GIVEN REQUEST: Reproduce every row below verbatim, keeping each line unchanged and in its original order.

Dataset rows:
+ + + + +

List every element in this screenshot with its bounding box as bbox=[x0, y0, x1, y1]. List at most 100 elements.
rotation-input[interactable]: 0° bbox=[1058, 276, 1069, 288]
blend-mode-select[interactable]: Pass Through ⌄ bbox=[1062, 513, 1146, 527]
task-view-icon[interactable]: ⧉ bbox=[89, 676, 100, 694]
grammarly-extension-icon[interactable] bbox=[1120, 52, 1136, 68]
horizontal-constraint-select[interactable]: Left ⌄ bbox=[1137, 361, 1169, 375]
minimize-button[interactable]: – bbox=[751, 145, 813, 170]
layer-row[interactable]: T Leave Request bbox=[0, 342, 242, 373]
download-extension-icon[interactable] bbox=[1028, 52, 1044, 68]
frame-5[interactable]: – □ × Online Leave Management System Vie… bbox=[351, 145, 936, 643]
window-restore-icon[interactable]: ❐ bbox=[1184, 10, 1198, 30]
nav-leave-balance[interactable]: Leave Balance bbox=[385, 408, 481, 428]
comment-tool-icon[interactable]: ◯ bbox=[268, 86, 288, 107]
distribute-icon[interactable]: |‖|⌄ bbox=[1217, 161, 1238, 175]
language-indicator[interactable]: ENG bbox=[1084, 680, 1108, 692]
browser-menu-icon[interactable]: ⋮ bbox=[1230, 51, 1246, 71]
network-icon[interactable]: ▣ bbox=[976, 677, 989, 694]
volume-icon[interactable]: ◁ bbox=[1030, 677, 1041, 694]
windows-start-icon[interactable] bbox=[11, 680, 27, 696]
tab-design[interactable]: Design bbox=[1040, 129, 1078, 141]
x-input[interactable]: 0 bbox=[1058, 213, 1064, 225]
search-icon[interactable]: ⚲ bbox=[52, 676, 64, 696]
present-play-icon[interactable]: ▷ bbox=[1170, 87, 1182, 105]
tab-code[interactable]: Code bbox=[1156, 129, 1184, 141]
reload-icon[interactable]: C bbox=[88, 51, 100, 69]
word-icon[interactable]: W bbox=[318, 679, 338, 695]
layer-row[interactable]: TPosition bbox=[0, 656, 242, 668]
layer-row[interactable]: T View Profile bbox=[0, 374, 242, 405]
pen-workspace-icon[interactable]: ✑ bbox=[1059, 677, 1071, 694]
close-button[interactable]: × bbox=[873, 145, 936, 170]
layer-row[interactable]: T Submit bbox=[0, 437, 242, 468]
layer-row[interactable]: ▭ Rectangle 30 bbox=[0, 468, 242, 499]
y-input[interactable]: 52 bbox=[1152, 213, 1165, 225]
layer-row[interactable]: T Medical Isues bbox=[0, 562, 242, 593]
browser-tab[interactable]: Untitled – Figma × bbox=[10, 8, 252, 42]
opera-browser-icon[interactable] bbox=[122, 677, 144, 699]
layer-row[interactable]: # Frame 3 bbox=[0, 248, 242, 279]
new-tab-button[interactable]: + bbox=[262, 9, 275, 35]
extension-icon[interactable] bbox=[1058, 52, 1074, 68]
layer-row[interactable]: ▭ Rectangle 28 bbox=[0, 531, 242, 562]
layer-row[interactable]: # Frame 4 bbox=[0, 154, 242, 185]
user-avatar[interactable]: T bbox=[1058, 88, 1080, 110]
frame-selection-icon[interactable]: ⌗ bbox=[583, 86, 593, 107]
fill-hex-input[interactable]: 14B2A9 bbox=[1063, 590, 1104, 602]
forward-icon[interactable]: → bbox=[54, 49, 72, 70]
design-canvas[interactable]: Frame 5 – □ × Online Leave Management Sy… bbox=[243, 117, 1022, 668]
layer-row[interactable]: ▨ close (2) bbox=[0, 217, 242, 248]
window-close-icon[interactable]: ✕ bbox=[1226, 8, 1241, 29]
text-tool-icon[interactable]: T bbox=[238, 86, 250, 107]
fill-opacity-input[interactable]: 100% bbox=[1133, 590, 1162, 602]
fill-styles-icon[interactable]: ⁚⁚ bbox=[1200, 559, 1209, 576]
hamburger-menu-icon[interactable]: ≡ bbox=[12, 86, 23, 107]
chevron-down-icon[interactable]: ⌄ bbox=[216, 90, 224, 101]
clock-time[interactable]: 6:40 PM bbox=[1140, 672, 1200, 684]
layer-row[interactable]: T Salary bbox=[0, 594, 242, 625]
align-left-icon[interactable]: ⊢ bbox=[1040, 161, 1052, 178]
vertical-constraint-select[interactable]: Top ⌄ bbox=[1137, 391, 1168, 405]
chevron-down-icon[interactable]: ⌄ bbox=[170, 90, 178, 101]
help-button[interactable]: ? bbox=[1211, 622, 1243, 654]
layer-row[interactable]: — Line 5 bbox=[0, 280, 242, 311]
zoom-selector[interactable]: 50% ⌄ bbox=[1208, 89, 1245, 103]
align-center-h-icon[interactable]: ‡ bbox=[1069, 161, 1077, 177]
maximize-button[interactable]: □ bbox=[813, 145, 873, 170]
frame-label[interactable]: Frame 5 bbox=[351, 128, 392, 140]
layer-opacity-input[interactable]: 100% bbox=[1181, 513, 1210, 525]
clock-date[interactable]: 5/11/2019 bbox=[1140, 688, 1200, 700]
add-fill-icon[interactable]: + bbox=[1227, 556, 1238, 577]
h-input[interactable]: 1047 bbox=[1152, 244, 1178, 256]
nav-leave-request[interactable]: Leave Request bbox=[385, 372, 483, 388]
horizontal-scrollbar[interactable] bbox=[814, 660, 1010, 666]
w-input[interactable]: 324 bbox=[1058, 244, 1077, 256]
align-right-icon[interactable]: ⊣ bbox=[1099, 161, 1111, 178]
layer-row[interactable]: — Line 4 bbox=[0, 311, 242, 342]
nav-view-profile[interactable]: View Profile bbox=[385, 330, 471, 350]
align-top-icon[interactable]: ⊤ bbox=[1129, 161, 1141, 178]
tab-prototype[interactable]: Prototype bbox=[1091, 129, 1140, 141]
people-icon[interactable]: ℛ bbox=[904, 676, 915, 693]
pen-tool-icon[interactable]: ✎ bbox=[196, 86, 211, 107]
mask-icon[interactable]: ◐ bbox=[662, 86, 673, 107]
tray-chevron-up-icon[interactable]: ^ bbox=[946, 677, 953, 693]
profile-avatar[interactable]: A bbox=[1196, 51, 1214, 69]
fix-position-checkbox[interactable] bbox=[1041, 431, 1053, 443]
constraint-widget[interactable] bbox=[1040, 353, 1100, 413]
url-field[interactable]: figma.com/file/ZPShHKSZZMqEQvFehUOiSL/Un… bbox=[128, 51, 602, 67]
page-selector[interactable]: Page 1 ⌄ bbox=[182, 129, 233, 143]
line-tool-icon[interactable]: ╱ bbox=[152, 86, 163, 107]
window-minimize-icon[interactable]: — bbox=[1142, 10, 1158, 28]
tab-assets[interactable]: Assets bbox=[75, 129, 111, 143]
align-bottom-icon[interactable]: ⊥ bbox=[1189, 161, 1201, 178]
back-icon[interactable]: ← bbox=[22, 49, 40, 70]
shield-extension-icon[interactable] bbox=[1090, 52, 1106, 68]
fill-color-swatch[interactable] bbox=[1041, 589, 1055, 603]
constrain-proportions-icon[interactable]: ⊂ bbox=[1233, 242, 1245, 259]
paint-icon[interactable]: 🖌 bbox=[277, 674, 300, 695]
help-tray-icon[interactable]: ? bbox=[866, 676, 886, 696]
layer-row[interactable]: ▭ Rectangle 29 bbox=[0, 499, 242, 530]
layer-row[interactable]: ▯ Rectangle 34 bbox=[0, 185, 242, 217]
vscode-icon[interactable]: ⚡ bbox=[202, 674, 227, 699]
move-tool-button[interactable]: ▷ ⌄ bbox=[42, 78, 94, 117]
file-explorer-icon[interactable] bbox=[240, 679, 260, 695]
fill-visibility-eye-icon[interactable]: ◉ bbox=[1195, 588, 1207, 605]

+ + + + +

EXERCISE RESULT:
List every element in this screenshot with its bounding box as bbox=[x0, y0, x1, y1]. List at most 100 elements.
rotation-input[interactable]: 0° bbox=[1058, 276, 1069, 288]
blend-mode-select[interactable]: Pass Through ⌄ bbox=[1062, 513, 1146, 527]
task-view-icon[interactable]: ⧉ bbox=[89, 676, 100, 694]
grammarly-extension-icon[interactable] bbox=[1120, 52, 1136, 68]
horizontal-constraint-select[interactable]: Left ⌄ bbox=[1137, 361, 1169, 375]
minimize-button[interactable]: – bbox=[751, 145, 813, 170]
layer-row[interactable]: T Leave Request bbox=[0, 342, 242, 373]
download-extension-icon[interactable] bbox=[1028, 52, 1044, 68]
frame-5[interactable]: – □ × Online Leave Management System Vie… bbox=[351, 145, 936, 643]
window-restore-icon[interactable]: ❐ bbox=[1184, 10, 1198, 30]
nav-leave-balance[interactable]: Leave Balance bbox=[385, 408, 481, 428]
comment-tool-icon[interactable]: ◯ bbox=[268, 86, 288, 107]
distribute-icon[interactable]: |‖|⌄ bbox=[1217, 161, 1238, 175]
language-indicator[interactable]: ENG bbox=[1084, 680, 1108, 692]
browser-menu-icon[interactable]: ⋮ bbox=[1230, 51, 1246, 71]
network-icon[interactable]: ▣ bbox=[976, 677, 989, 694]
volume-icon[interactable]: ◁ bbox=[1030, 677, 1041, 694]
windows-start-icon[interactable] bbox=[11, 680, 27, 696]
tab-design[interactable]: Design bbox=[1040, 129, 1078, 141]
x-input[interactable]: 0 bbox=[1058, 213, 1064, 225]
search-icon[interactable]: ⚲ bbox=[52, 676, 64, 696]
present-play-icon[interactable]: ▷ bbox=[1170, 87, 1182, 105]
tab-code[interactable]: Code bbox=[1156, 129, 1184, 141]
reload-icon[interactable]: C bbox=[88, 51, 100, 69]
word-icon[interactable]: W bbox=[318, 679, 338, 695]
layer-row[interactable]: TPosition bbox=[0, 656, 242, 668]
layer-row[interactable]: T View Profile bbox=[0, 374, 242, 405]
pen-workspace-icon[interactable]: ✑ bbox=[1059, 677, 1071, 694]
close-button[interactable]: × bbox=[873, 145, 936, 170]
layer-row[interactable]: T Submit bbox=[0, 437, 242, 468]
layer-row[interactable]: ▭ Rectangle 30 bbox=[0, 468, 242, 499]
y-input[interactable]: 52 bbox=[1152, 213, 1165, 225]
layer-row[interactable]: T Medical Isues bbox=[0, 562, 242, 593]
browser-tab[interactable]: Untitled – Figma × bbox=[10, 8, 252, 42]
opera-browser-icon[interactable] bbox=[122, 677, 144, 699]
layer-row[interactable]: # Frame 3 bbox=[0, 248, 242, 279]
new-tab-button[interactable]: + bbox=[262, 9, 275, 35]
extension-icon[interactable] bbox=[1058, 52, 1074, 68]
layer-row[interactable]: ▭ Rectangle 28 bbox=[0, 531, 242, 562]
layer-row[interactable]: # Frame 4 bbox=[0, 154, 242, 185]
user-avatar[interactable]: T bbox=[1058, 88, 1080, 110]
frame-selection-icon[interactable]: ⌗ bbox=[583, 86, 593, 107]
fill-hex-input[interactable]: 14B2A9 bbox=[1063, 590, 1104, 602]
forward-icon[interactable]: → bbox=[54, 49, 72, 70]
design-canvas[interactable]: Frame 5 – □ × Online Leave Management Sy… bbox=[243, 117, 1022, 668]
layer-row[interactable]: ▨ close (2) bbox=[0, 217, 242, 248]
window-close-icon[interactable]: ✕ bbox=[1226, 8, 1241, 29]
text-tool-icon[interactable]: T bbox=[238, 86, 250, 107]
fill-opacity-input[interactable]: 100% bbox=[1133, 590, 1162, 602]
fill-styles-icon[interactable]: ⁚⁚ bbox=[1200, 559, 1209, 576]
hamburger-menu-icon[interactable]: ≡ bbox=[12, 86, 23, 107]
chevron-down-icon[interactable]: ⌄ bbox=[216, 90, 224, 101]
clock-time[interactable]: 6:40 PM bbox=[1140, 672, 1200, 684]
layer-row[interactable]: T Salary bbox=[0, 594, 242, 625]
align-left-icon[interactable]: ⊢ bbox=[1040, 161, 1052, 178]
vertical-constraint-select[interactable]: Top ⌄ bbox=[1137, 391, 1168, 405]
chevron-down-icon[interactable]: ⌄ bbox=[170, 90, 178, 101]
help-button[interactable]: ? bbox=[1211, 622, 1243, 654]
layer-row[interactable]: — Line 5 bbox=[0, 280, 242, 311]
zoom-selector[interactable]: 50% ⌄ bbox=[1208, 89, 1245, 103]
align-center-h-icon[interactable]: ‡ bbox=[1069, 161, 1077, 177]
maximize-button[interactable]: □ bbox=[813, 145, 873, 170]
frame-label[interactable]: Frame 5 bbox=[351, 128, 392, 140]
layer-opacity-input[interactable]: 100% bbox=[1181, 513, 1210, 525]
clock-date[interactable]: 5/11/2019 bbox=[1140, 688, 1200, 700]
add-fill-icon[interactable]: + bbox=[1227, 556, 1238, 577]
h-input[interactable]: 1047 bbox=[1152, 244, 1178, 256]
nav-leave-request[interactable]: Leave Request bbox=[385, 372, 483, 388]
horizontal-scrollbar[interactable] bbox=[814, 660, 1010, 666]
w-input[interactable]: 324 bbox=[1058, 244, 1077, 256]
align-right-icon[interactable]: ⊣ bbox=[1099, 161, 1111, 178]
layer-row[interactable]: — Line 4 bbox=[0, 311, 242, 342]
nav-view-profile[interactable]: View Profile bbox=[385, 330, 471, 350]
align-top-icon[interactable]: ⊤ bbox=[1129, 161, 1141, 178]
tab-prototype[interactable]: Prototype bbox=[1091, 129, 1140, 141]
people-icon[interactable]: ℛ bbox=[904, 676, 915, 693]
pen-tool-icon[interactable]: ✎ bbox=[196, 86, 211, 107]
mask-icon[interactable]: ◐ bbox=[662, 86, 673, 107]
tray-chevron-up-icon[interactable]: ^ bbox=[946, 677, 953, 693]
profile-avatar[interactable]: A bbox=[1196, 51, 1214, 69]
fix-position-checkbox[interactable] bbox=[1041, 431, 1053, 443]
constraint-widget[interactable] bbox=[1040, 353, 1100, 413]
url-field[interactable]: figma.com/file/ZPShHKSZZMqEQvFehUOiSL/Un… bbox=[128, 51, 602, 67]
page-selector[interactable]: Page 1 ⌄ bbox=[182, 129, 233, 143]
line-tool-icon[interactable]: ╱ bbox=[152, 86, 163, 107]
window-minimize-icon[interactable]: — bbox=[1142, 10, 1158, 28]
tab-assets[interactable]: Assets bbox=[75, 129, 111, 143]
align-bottom-icon[interactable]: ⊥ bbox=[1189, 161, 1201, 178]
back-icon[interactable]: ← bbox=[22, 49, 40, 70]
shield-extension-icon[interactable] bbox=[1090, 52, 1106, 68]
fill-color-swatch[interactable] bbox=[1041, 589, 1055, 603]
constrain-proportions-icon[interactable]: ⊂ bbox=[1233, 242, 1245, 259]
paint-icon[interactable]: 🖌 bbox=[277, 674, 300, 695]
help-tray-icon[interactable]: ? bbox=[866, 676, 886, 696]
layer-row[interactable]: ▭ Rectangle 29 bbox=[0, 499, 242, 530]
layer-row[interactable]: ▯ Rectangle 34 bbox=[0, 185, 242, 217]
vscode-icon[interactable]: ⚡ bbox=[202, 674, 227, 699]
move-tool-button[interactable]: ▷ ⌄ bbox=[42, 78, 94, 117]
file-explorer-icon[interactable] bbox=[240, 679, 260, 695]
fill-visibility-eye-icon[interactable]: ◉ bbox=[1195, 588, 1207, 605]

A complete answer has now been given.